● **PAGE EXCERPT**

--- Begin ---

United States v. McGregor
879 F. Supp. 2d 1308
M.D. Ala.2012Background
- This public-corruption case involves federal-programs bribery, extortion, and related offenses where campaign contributions were alleged as bribes.
- Jury instructions defined quid pro quo and distinguished between agreement, promise, and solicitation.
- Indictment alleged bribes tied to campaign contributions to influence official acts by politicians.
- Courts have treated campaign contributions as potentially criminal bribes but under heightened standards to protect political speech.
- The opinion analyzes McCormick, Evans, and Siegelman to harmonize quid pro quo standards in campaign-contribution contexts.
- The court emphasizes clarity in law to avoid chilling legitimate political speech and discusses the need for explicitness and materiality in certain quid pro quo theories.

--- End ---

● **TASKS TO CARRY OUT**
A. Reproduce the McGregor case summary word for word, starting at the words "- Indictment alleged" and stopping after "protect political speech.".
B. Extend the summary of United States v. McGregor, picking up right after its final sentence.

● **RECORDED DATA**
--- Begin ---

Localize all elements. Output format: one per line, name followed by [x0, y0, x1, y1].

--- End ---

● **ANSWERS PER TASK**
A.
- Indictment alleged bribes tied to campaign contributions to influence official acts by politicians.
- Courts have treated campaign contributions as potentially criminal bribes but under heightened standards to protect political speech.

B.
Issues
| Issue | Plaintiff's Argument | Defendant's Argument | Held |
|---|---|---|---|
| Quid pro quo standard for campaign contributions | McCormick requires explicit quid pro quo | Evans allows implied quid pro quo | Nuanced standard; agreement requires specificity; promises/solicitations may be explicit and material |
| One-sided promises or solicitations viability | Promises/solicitations alone cannot establish crime | Such acts can violate unless explicit and material | Promissory/solicitatory quid pro quo valid if explicit and material |
| Does Evans apply to campaign-contribution context | Evans dilutes McCormick | Evans applies; not limited to non-campaign contexts | Court treats Evans as applicable to campaign contributions with clear distinctions |
| Role of explicit vs. implicit quid pro quo | Explicitness essential | Implicit forms acceptable if intended and understood | Explicitness not always required; inference from conduct permitted; but materiality needed for promises/solicitations |
Key Cases Cited
- McCormick v. United States, 500 U.S. 257 (1991) (quid pro quo necessary for extortion; explicit promise/undertaking required in bribery)
- Evans v. United States, 504 U.S. 255 (1992) (inducement not required; quid pro quo may be inferred from actions; explicitness not always needed)
- United States v. Siegelman, 640 F.3d 1159 (11th Cir. 2011) (rejects pure express-quid-pro-quo requirement; explicitly rejects undue burden of memorialization)
- United States v. Dean, 629 F.3d 257 (D.C. Cir. 2011) (counters limitations on Evans’ applicability; supports nuanced view of inducement and quid pro quo)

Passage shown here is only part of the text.